THE EXERCISE =>
In the listing that follows, how many lines contain the string "JSON"? Provide only the number.

----- MATERIALS PROVIDED

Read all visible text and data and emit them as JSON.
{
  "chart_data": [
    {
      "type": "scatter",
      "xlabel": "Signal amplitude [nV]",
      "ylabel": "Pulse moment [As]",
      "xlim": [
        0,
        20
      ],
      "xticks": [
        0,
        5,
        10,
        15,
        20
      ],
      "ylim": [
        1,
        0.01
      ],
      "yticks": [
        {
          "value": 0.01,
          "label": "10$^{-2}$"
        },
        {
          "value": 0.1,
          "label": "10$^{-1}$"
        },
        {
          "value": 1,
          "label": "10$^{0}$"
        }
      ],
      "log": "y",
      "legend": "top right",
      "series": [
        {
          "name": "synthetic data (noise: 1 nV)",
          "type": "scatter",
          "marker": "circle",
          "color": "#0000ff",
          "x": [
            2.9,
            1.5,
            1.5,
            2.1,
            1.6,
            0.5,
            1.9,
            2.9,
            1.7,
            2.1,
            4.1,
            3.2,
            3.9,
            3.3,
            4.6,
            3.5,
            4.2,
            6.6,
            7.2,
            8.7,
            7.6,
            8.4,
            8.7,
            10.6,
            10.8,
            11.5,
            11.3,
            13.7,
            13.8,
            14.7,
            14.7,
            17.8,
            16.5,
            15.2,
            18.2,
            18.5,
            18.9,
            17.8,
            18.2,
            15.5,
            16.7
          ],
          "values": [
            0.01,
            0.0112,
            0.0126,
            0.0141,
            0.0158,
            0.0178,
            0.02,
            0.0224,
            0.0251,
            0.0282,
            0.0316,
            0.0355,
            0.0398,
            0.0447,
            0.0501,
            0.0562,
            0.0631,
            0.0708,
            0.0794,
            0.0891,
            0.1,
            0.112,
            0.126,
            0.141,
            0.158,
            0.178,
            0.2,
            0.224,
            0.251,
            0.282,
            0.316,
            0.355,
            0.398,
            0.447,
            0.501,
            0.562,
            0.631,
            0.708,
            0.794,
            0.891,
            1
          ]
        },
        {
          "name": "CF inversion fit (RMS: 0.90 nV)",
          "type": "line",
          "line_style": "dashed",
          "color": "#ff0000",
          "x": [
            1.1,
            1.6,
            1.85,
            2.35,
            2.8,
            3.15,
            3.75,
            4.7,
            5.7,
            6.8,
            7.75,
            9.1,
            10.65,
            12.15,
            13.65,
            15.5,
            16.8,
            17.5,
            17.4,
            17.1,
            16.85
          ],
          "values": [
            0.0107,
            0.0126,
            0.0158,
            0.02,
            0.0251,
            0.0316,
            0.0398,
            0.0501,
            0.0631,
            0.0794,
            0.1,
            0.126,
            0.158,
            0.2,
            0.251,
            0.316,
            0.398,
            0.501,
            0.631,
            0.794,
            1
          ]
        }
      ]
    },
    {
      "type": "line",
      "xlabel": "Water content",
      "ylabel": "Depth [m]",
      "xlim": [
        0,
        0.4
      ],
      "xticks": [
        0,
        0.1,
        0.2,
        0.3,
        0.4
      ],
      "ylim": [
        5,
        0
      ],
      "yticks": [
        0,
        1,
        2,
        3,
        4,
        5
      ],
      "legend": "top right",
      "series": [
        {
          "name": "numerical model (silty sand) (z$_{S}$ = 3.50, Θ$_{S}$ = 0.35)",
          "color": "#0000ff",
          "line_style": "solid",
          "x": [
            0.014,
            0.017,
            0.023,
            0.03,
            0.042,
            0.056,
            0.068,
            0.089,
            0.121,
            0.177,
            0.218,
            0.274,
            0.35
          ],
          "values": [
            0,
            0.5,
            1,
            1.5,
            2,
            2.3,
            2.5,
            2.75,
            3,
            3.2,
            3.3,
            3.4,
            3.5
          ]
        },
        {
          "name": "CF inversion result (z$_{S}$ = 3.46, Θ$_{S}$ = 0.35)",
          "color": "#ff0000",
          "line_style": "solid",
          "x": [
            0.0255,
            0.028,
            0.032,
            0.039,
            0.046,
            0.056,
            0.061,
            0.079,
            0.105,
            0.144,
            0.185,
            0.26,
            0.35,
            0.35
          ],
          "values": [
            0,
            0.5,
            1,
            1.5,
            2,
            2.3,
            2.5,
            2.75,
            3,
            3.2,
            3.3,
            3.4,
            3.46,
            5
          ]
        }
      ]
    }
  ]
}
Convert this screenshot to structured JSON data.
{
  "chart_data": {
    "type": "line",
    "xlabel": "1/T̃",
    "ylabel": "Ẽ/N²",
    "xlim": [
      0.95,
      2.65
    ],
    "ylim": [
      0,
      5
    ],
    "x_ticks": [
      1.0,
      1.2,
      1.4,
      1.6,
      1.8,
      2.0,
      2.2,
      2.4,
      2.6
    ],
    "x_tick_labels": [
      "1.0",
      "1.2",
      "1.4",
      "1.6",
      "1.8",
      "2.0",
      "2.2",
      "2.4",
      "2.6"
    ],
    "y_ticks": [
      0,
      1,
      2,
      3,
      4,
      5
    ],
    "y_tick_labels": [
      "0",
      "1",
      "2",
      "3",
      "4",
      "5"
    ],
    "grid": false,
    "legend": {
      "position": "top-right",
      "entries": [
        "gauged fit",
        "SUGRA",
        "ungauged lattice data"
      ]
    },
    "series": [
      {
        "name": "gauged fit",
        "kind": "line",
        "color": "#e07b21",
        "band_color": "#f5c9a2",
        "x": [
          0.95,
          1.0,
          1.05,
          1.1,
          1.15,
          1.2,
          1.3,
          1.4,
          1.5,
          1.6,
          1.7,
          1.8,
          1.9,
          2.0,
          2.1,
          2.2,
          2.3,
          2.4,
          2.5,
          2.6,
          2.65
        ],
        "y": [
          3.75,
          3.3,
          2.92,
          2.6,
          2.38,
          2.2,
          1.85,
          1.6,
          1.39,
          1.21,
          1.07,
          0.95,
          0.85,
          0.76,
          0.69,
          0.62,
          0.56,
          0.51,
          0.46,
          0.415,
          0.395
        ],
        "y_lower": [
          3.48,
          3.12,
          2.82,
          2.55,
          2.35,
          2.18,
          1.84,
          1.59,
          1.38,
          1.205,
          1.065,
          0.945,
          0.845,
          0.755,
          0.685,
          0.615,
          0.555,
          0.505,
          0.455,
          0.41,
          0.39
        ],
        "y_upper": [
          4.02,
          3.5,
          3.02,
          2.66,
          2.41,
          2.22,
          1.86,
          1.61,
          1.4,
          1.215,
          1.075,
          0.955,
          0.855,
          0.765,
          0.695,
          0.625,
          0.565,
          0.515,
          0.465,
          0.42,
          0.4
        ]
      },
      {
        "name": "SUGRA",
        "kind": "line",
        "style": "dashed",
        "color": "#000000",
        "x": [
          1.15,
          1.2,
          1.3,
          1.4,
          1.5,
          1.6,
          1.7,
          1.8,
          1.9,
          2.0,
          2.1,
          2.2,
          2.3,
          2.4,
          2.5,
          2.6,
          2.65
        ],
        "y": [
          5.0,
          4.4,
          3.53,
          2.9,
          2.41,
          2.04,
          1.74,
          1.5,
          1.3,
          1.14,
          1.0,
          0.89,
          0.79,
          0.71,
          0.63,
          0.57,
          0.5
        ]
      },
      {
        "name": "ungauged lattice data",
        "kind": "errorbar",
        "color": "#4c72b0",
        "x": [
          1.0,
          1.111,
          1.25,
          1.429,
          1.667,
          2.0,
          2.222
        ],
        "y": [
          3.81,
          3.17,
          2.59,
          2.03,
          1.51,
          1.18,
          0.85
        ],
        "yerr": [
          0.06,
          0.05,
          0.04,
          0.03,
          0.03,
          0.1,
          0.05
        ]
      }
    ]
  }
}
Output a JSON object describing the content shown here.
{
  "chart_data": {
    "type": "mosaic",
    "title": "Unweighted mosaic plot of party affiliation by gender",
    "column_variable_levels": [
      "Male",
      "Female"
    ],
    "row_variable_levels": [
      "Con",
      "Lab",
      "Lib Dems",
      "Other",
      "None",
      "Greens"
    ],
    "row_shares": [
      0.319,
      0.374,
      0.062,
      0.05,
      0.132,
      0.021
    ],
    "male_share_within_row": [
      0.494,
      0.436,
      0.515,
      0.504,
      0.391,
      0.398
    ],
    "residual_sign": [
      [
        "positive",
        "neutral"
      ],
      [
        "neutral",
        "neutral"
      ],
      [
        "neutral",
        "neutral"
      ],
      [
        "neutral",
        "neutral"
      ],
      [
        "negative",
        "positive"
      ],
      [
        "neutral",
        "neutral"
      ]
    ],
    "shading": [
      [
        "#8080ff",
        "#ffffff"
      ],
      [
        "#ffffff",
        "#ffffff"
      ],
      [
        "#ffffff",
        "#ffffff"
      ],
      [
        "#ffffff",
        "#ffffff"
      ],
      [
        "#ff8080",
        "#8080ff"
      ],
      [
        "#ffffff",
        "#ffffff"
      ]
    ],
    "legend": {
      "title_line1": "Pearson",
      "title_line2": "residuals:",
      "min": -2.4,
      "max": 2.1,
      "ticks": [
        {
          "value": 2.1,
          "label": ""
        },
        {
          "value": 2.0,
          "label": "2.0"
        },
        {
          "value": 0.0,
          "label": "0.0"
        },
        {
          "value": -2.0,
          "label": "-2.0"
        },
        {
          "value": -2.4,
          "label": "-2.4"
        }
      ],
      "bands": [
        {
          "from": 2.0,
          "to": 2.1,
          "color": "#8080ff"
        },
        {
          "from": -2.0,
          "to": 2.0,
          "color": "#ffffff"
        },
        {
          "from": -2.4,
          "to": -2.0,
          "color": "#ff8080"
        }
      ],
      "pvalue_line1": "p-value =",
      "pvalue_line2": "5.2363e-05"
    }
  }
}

----------

FULL ANSWER =>
3